++++ Materials provided ++++

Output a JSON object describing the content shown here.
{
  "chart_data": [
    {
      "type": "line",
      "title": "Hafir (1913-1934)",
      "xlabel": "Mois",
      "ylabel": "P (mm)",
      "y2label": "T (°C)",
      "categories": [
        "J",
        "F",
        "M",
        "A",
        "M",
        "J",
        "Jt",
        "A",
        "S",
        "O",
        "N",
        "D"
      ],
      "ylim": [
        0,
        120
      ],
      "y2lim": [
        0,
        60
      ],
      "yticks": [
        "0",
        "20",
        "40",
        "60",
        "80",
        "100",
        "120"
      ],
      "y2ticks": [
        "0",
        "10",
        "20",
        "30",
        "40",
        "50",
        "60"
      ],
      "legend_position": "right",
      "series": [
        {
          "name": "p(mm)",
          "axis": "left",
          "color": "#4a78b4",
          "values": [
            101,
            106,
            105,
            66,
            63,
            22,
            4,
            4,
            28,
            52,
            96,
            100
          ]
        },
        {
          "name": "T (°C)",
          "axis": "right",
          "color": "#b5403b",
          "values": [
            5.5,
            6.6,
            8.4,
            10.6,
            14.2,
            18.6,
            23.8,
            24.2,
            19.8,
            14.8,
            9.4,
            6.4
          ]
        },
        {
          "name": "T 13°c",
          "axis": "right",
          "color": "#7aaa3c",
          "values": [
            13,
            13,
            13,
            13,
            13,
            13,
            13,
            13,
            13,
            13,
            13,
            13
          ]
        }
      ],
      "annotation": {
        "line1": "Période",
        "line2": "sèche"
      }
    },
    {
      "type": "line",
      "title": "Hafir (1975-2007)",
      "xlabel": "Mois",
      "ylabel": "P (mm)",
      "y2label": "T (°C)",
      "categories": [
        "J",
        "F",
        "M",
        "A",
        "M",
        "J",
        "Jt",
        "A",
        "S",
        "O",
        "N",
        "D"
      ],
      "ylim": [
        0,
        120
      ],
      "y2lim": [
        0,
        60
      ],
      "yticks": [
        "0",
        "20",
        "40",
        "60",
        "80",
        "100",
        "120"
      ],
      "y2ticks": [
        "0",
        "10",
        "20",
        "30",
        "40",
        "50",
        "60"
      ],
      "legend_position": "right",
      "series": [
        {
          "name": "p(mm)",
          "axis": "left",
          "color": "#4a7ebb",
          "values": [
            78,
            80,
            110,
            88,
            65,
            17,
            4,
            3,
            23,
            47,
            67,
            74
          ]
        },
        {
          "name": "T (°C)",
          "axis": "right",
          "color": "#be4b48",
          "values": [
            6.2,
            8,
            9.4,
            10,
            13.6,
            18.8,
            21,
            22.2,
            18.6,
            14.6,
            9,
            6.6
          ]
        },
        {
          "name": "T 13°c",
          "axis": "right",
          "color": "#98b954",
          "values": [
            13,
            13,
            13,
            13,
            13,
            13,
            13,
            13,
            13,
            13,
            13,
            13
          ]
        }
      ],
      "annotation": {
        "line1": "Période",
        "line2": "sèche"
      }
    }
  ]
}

++++

Can you give every line above again, exactly as written?

Output a JSON object describing the content shown here.
{
  "chart_data": [
    {
      "type": "line",
      "title": "Hafir (1913-1934)",
      "xlabel": "Mois",
      "ylabel": "P (mm)",
      "y2label": "T (°C)",
      "categories": [
        "J",
        "F",
        "M",
        "A",
        "M",
        "J",
        "Jt",
        "A",
        "S",
        "O",
        "N",
        "D"
      ],
      "ylim": [
        0,
        120
      ],
      "y2lim": [
        0,
        60
      ],
      "yticks": [
        "0",
        "20",
        "40",
        "60",
        "80",
        "100",
        "120"
      ],
      "y2ticks": [
        "0",
        "10",
        "20",
        "30",
        "40",
        "50",
        "60"
      ],
      "legend_position": "right",
      "series": [
        {
          "name": "p(mm)",
          "axis": "left",
          "color": "#4a78b4",
          "values": [
            101,
            106,
            105,
            66,
            63,
            22,
            4,
            4,
            28,
            52,
            96,
            100
          ]
        },
        {
          "name": "T (°C)",
          "axis": "right",
          "color": "#b5403b",
          "values": [
            5.5,
            6.6,
            8.4,
            10.6,
            14.2,
            18.6,
            23.8,
            24.2,
            19.8,
            14.8,
            9.4,
            6.4
          ]
        },
        {
          "name": "T 13°c",
          "axis": "right",
          "color": "#7aaa3c",
          "values": [
            13,
            13,
            13,
            13,
            13,
            13,
            13,
            13,
            13,
            13,
            13,
            13
          ]
        }
      ],
      "annotation": {
        "line1": "Période",
        "line2": "sèche"
      }
    },
    {
      "type": "line",
      "title": "Hafir (1975-2007)",
      "xlabel": "Mois",
      "ylabel": "P (mm)",
      "y2label": "T (°C)",
      "categories": [
        "J",
        "F",
        "M",
        "A",
        "M",
        "J",
        "Jt",
        "A",
        "S",
        "O",
        "N",
        "D"
      ],
      "ylim": [
        0,
        120
      ],
      "y2lim": [
        0,
        60
      ],
      "yticks": [
        "0",
        "20",
        "40",
        "60",
        "80",
        "100",
        "120"
      ],
      "y2ticks": [
        "0",
        "10",
        "20",
        "30",
        "40",
        "50",
        "60"
      ],
      "legend_position": "right",
      "series": [
        {
          "name": "p(mm)",
          "axis": "left",
          "color": "#4a7ebb",
          "values": [
            78,
            80,
            110,
            88,
            65,
            17,
            4,
            3,
            23,
            47,
            67,
            74
          ]
        },
        {
          "name": "T (°C)",
          "axis": "right",
          "color": "#be4b48",
          "values": [
            6.2,
            8,
            9.4,
            10,
            13.6,
            18.8,
            21,
            22.2,
            18.6,
            14.6,
            9,
            6.6
          ]
        },
        {
          "name": "T 13°c",
          "axis": "right",
          "color": "#98b954",
          "values": [
            13,
            13,
            13,
            13,
            13,
            13,
            13,
            13,
            13,
            13,
            13,
            13
          ]
        }
      ],
      "annotation": {
        "line1": "Période",
        "line2": "sèche"
      }
    }
  ]
}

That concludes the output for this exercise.